#### What is required:
Collect all lines below with the string "three".

[Extracted data entries]
===============
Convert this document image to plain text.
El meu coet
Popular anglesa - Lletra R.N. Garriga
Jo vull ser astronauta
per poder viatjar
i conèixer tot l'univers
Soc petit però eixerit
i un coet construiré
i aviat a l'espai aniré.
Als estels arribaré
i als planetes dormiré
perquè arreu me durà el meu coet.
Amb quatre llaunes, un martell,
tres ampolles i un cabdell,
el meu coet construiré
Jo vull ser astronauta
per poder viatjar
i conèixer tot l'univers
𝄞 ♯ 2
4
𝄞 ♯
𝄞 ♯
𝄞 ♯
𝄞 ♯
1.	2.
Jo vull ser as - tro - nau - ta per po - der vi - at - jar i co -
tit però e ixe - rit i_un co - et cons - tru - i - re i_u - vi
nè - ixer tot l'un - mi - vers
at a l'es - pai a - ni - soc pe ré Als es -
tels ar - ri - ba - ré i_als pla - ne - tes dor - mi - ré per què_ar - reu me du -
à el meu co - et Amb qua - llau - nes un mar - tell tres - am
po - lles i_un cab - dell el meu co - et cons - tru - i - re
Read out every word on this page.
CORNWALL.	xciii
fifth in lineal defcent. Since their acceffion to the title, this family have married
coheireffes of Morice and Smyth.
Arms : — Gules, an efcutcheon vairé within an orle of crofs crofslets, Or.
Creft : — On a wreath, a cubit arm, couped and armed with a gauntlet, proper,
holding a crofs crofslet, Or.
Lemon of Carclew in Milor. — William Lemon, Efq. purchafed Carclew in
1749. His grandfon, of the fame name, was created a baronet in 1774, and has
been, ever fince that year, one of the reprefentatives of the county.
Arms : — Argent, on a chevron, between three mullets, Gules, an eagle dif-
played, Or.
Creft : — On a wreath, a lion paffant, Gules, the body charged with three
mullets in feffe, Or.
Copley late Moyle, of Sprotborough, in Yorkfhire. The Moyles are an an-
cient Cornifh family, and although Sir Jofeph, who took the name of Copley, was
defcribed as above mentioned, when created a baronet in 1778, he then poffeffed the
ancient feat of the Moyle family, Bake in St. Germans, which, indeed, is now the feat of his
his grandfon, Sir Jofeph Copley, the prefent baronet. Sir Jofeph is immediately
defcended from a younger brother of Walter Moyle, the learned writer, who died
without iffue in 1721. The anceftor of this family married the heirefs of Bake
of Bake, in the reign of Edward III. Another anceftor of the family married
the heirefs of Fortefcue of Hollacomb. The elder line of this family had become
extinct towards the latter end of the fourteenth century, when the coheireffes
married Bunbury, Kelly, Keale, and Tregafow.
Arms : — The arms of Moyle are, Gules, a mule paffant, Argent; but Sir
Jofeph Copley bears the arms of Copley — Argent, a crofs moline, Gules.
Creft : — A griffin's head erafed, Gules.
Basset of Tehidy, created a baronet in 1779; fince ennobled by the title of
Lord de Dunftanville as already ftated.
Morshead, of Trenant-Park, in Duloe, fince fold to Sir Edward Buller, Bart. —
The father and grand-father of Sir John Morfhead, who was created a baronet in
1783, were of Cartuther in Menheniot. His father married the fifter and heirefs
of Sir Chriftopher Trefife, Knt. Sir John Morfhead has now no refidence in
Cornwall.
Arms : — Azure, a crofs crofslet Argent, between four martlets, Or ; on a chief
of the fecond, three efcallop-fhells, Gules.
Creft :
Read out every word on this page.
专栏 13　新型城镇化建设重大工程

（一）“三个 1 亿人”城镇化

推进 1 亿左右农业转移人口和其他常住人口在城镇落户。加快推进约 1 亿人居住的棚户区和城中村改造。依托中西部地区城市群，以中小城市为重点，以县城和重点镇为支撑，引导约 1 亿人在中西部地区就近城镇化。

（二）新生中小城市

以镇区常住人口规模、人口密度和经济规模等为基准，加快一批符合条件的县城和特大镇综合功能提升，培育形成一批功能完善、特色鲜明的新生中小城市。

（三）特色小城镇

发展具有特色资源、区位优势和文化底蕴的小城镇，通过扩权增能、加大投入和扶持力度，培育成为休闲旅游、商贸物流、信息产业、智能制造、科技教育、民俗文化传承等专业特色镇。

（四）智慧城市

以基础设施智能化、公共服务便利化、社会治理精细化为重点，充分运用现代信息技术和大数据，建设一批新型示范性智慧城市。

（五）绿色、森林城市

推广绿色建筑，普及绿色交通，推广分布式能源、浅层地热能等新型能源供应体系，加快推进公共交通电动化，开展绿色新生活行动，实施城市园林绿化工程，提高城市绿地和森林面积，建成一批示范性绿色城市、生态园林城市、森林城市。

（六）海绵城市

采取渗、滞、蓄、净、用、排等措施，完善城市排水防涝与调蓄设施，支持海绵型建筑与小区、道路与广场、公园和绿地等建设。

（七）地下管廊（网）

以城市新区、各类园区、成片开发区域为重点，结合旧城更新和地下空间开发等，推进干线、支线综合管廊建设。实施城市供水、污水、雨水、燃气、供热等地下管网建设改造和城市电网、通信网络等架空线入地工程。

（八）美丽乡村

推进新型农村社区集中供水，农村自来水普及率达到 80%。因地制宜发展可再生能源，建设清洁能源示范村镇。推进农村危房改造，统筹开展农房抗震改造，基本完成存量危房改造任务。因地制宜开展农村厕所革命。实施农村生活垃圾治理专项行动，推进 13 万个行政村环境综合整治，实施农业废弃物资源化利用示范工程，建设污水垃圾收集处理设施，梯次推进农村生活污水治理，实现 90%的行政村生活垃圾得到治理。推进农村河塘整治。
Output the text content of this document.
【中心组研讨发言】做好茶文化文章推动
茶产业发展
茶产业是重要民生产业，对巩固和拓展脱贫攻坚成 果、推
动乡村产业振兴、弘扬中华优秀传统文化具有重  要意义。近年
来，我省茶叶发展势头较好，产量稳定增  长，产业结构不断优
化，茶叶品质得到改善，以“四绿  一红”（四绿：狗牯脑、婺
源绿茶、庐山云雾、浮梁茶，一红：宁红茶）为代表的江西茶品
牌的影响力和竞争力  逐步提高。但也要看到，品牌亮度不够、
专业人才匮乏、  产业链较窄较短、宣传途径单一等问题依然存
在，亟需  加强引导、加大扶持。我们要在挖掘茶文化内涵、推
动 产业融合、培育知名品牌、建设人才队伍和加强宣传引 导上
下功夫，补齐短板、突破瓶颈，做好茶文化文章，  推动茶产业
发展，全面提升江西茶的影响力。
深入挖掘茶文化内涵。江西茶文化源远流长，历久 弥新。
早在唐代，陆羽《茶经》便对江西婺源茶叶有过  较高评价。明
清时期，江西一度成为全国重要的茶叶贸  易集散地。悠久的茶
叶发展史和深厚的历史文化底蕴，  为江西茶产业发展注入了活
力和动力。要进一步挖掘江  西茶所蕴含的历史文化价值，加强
===============
#### Expected answer:
Arms : — Argent, on a chevron, between three mullets, Gules, an eagle dif-
Creft : — On a wreath, a lion paffant, Gules, the body charged with three
of the fecond, three efcallop-fhells, Gules.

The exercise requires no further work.